**Excerpted text**.
··········

Eastern Spadefoot Habitat Project
The Eastern Spadefoot is the only amphibian in its family found east of the Mississippi River. Today, only two areas of Massachusetts appear to host strong spadefoot populations: Cape Cod and the Connecticut River Valley.
Unfortunately, the largest and most reliable spadefoot breeding pool in the Valley was drained almost 30 years ago. Spadefoots are also vulnerable to pesticides, and many are killed while crossing roads, especially during their explosive breeding season.
The Eastern Spadefoot is not a “true toad”, though it is closely related. It’s a short-legged, big-headed animal with cat-like vertical pupils. It spends most of its life beneath the surface of the earth, emerging for one or two rain-drenched nights a year for frantic courtship. Its name–Eastern Spadefoot–comes from the sharp digging claw on its hind foot that enables it to burrow up to eight feet underground.
This amphibian is one of hundreds of animal and plant species in Massachusetts that are in trouble due to loss of habitat. Kestrel Land Trust is aiming to give this one–and many others–a fighting chance by protecting its habitat.
In 2014, Kestrel worked with the Natural Heritage Endangered Species Program (NHESP), UMass Amherst, and other partners to support the population of spadefoots in our region by creating a breeding pool in Sunderland on land that Kestrel has permanently conserved. The pool is monitored by NHESP to observe any breeding activity.

··········

**Tasks**.
(1) Edit the spadefoot habitat text from "This amphibian is" up to and including "any breeding activity.", putting "vernal pool" in place of "breeding pool".
(2) According to the spadefoot habitat text, how deep underground can the Eastern Spadefoot burrow?

Document understanding data:
··········

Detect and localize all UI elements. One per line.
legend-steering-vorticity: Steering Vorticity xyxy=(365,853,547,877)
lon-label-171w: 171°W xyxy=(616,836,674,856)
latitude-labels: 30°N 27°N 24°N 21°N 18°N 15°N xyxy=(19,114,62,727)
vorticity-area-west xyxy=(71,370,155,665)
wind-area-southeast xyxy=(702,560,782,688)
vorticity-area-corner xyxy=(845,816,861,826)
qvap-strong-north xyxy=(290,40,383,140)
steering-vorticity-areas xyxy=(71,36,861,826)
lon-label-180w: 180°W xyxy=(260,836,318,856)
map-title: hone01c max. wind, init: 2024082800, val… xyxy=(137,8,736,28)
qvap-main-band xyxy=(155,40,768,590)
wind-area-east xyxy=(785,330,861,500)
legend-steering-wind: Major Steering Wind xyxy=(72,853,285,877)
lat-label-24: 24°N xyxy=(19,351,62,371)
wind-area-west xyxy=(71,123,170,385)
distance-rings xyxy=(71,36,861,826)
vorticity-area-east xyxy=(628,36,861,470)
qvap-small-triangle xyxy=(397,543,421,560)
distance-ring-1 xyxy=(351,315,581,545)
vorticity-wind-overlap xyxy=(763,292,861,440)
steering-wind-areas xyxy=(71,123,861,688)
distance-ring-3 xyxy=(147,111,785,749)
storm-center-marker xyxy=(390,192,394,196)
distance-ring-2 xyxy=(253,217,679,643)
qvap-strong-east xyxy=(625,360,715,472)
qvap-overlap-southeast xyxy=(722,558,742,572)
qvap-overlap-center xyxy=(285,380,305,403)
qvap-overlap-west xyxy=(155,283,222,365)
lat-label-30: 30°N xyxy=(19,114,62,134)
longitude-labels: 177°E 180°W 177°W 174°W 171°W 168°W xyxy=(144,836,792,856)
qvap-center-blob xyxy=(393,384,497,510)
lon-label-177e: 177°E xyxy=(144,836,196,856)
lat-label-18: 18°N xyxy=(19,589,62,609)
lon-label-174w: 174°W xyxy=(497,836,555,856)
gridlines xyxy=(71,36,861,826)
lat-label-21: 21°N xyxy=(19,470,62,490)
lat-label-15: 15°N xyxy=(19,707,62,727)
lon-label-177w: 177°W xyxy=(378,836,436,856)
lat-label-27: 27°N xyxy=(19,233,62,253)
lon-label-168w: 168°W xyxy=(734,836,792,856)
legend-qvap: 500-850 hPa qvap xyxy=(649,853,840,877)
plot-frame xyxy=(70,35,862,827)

··········

**Per-task answers**.
(1)
This amphibian is one of hundreds of animal and plant species in Massachusetts that are in trouble due to loss of habitat. Kestrel Land Trust is aiming to give this one–and many others–a fighting chance by protecting its habitat.
In 2014, Kestrel worked with the Natural Heritage Endangered Species Program (NHESP), UMass Amherst, and other partners to support the population of spadefoots in our region by creating a vernal pool in Sunderland on land that Kestrel has permanently conserved. The pool is monitored by NHESP to observe any breeding activity.

(2) Up to eight feet.